**任务一览**
A – 节选中,研究者在H37Rv+si-LOC152742组A549细胞中添加的TLR4特异性抑制剂叫什么?
B – 节选中的实验分为哪几组?请全部列出。

+++ 文本节选 +++

LOC152742通过TLR4信号通路和炎症反应调控结核分枝杆菌对Ⅱ型肺泡上皮细胞的感染

LOC152742 regulates Mycobacterium tuberculosis infection of typeⅡalveolar epithelial cells via TLR4 signaling pathway and inflammatory response

目的探讨长链非编码RNA(lncRNA)LOC152742对结核分枝杆菌感染的人Ⅱ型肺泡上皮细胞炎症反应和Toll样受体4(TLR4)信号通路的影响。方法在A549细胞中转染LOC152742 siRNA,实验分为对照(Con)组、感染(H37Rv)组、转染对照(H37Rv+si-NC)组和转染(H37Rv+si-LOC152742)组。RT-PCR分析LOC152742表达水平变化,MTT法分析A549细胞增殖率,流式细胞术检测细胞凋亡情况,蛋白免疫印迹(Western blot)法检测活化的半胱氨酸天冬氨酸蛋白酶-3(cleaved caspase-3)、活化的半胱氨酸天冬氨酸蛋白酶-9(cleaved caspase-9)、TLR4、髓样分化因子(MyD88)蛋白表达,ELISA分析细胞上清中白细胞介素-6(IL-6)、白细胞介素-1β(IL-1β)和肿瘤坏死因子-α(TNF-α)的含量。在H37Rv+si-LOC152742组A549细胞中添加TLR4特异性抑制剂TAK242,检测TAK242对炎症反应的影响。结果与Con组相比,H37Rv组A549细胞凋亡率、LOC152742、cleaved caspase-3、cleaved caspase-9、TLR4和MyD88的表达以及IL-6、IL-1β和TNF-α的含量显著升高(P<0.05),细胞增殖率显著降低(P<0.05);与H37Rv组相比,H37Rv+si-LOC152742组A549细胞凋亡率、LOC152742、cleaved caspase-3、cleaved caspase-9、TLR4和MyD88的表达以及IL-6、IL-1β和TNF-α的含量显著降低(P<0.05),细胞增殖率显著升高(P<0.05);TLR4特异性抑制剂TAK242能够逆转下调LOC152742对结核分枝杆菌感染的A549细胞的影响。结论H37Rv感染的A549细胞中LOC152742的表达上调,下调LOC152742能够通过抑制TLR4信号通路减轻炎症反应调控结核分枝杆菌对肺泡上皮细胞的感染。

+++ 待研究数据 +++

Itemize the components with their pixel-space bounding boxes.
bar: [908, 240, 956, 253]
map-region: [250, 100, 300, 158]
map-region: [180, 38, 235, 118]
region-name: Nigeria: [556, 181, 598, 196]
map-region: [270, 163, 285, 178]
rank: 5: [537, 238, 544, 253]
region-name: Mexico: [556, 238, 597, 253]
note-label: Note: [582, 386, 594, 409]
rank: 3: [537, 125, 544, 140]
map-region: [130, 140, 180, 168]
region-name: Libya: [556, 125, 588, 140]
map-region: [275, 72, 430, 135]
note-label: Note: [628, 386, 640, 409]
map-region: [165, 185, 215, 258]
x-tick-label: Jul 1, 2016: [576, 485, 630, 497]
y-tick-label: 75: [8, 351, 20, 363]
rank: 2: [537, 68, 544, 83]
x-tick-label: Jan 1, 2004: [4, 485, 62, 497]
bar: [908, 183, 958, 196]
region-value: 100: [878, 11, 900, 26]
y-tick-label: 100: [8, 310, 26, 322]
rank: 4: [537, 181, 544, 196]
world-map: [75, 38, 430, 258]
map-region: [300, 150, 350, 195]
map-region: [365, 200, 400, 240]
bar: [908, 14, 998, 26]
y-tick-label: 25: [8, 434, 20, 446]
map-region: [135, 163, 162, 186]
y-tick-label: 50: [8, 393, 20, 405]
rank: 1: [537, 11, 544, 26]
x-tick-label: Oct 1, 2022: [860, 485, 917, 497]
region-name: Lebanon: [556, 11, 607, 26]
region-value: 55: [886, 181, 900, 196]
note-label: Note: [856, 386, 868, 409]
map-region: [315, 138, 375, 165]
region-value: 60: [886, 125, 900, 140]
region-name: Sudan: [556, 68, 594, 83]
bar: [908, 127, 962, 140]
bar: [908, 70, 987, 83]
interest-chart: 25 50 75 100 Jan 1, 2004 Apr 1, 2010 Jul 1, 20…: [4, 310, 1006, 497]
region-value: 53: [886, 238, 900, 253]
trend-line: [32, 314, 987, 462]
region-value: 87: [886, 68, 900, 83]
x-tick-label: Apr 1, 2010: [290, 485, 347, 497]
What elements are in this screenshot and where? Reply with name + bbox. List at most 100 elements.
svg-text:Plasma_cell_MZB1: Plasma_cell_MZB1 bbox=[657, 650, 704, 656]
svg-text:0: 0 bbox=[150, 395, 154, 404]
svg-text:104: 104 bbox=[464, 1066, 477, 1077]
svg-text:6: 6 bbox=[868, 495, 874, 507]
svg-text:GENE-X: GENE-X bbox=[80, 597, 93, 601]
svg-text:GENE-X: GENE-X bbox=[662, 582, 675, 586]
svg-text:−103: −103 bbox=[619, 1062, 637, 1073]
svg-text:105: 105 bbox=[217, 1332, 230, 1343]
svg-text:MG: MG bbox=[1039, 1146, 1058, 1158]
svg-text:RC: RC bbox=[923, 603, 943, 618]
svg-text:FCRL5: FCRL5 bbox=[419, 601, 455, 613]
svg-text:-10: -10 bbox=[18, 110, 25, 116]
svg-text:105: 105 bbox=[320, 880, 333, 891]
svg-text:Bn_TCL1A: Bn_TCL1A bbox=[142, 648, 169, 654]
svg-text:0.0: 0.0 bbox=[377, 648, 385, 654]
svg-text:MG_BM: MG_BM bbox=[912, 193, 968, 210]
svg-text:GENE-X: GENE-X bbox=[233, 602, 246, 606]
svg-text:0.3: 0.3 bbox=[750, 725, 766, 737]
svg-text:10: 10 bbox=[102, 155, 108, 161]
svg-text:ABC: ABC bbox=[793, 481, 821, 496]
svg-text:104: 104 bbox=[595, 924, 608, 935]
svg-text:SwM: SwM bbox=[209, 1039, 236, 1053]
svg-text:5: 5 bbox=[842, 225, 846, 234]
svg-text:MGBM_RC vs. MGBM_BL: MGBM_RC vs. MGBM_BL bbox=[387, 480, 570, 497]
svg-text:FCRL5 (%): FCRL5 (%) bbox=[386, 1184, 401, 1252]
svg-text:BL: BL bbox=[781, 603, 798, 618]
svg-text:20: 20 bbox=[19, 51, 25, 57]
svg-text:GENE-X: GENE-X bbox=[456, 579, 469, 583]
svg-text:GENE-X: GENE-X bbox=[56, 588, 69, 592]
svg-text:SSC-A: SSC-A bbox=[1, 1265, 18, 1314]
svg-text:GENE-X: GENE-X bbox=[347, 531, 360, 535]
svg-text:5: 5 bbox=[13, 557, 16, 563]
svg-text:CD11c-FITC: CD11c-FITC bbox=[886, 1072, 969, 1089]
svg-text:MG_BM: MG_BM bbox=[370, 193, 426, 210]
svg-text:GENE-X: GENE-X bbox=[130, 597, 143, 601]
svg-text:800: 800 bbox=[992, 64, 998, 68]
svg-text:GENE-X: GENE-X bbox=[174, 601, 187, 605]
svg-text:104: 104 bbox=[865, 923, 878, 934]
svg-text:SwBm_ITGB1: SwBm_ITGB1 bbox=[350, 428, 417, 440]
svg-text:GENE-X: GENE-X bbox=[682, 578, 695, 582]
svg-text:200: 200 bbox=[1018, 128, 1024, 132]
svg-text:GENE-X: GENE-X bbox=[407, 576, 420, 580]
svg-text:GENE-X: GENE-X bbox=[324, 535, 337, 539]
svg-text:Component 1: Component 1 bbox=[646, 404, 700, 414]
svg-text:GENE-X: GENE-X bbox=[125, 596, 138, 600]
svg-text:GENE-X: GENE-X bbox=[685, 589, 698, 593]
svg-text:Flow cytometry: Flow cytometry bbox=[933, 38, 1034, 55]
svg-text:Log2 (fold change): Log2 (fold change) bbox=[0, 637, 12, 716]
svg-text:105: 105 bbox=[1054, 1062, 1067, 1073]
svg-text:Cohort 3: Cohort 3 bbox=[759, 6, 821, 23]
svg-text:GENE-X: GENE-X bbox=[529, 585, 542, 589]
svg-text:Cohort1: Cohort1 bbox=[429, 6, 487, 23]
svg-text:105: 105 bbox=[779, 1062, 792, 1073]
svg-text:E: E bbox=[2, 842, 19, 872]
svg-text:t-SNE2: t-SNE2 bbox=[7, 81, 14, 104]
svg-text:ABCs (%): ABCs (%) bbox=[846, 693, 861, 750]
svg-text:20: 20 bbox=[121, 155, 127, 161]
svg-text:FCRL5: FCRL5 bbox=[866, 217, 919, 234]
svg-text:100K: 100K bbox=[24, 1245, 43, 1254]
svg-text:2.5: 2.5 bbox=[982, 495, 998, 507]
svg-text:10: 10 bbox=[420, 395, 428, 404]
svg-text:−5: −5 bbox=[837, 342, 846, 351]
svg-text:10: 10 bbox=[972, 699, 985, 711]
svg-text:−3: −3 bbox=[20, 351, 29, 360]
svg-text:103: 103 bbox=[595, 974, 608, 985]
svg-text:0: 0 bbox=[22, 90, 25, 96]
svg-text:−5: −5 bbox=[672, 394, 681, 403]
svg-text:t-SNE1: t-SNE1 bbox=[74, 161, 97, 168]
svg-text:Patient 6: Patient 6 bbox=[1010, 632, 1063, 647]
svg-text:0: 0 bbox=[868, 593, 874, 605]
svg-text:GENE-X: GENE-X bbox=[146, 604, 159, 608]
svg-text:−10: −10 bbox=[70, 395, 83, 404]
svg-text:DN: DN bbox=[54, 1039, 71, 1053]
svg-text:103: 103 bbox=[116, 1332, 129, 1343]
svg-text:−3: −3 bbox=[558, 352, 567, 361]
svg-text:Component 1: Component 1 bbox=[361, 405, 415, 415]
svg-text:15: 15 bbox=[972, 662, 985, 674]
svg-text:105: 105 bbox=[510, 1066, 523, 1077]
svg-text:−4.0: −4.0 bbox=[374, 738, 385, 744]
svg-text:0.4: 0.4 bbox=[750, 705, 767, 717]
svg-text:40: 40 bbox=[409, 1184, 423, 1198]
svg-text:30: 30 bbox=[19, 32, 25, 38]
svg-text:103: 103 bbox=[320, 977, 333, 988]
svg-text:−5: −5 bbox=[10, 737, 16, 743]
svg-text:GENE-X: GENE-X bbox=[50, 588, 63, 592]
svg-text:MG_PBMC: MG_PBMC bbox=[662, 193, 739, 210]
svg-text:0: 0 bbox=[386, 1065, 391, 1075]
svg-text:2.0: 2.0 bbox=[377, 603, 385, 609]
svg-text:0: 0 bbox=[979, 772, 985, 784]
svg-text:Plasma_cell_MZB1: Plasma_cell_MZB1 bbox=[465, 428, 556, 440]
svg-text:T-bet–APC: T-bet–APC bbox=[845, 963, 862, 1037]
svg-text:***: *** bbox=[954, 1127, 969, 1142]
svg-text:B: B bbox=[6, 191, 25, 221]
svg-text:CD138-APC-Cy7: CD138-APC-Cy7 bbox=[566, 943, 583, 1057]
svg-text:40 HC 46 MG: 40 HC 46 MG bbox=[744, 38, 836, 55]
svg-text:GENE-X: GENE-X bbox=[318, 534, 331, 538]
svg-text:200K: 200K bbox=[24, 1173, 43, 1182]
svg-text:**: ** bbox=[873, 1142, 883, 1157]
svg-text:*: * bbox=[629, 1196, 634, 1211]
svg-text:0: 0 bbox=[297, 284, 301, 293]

+++

**参考答案**
A – TAK242。

B – 对照(Con)组、感染(H37Rv)组、转染对照(H37Rv+si-NC)组、转染(H37Rv+si-LOC152742)组。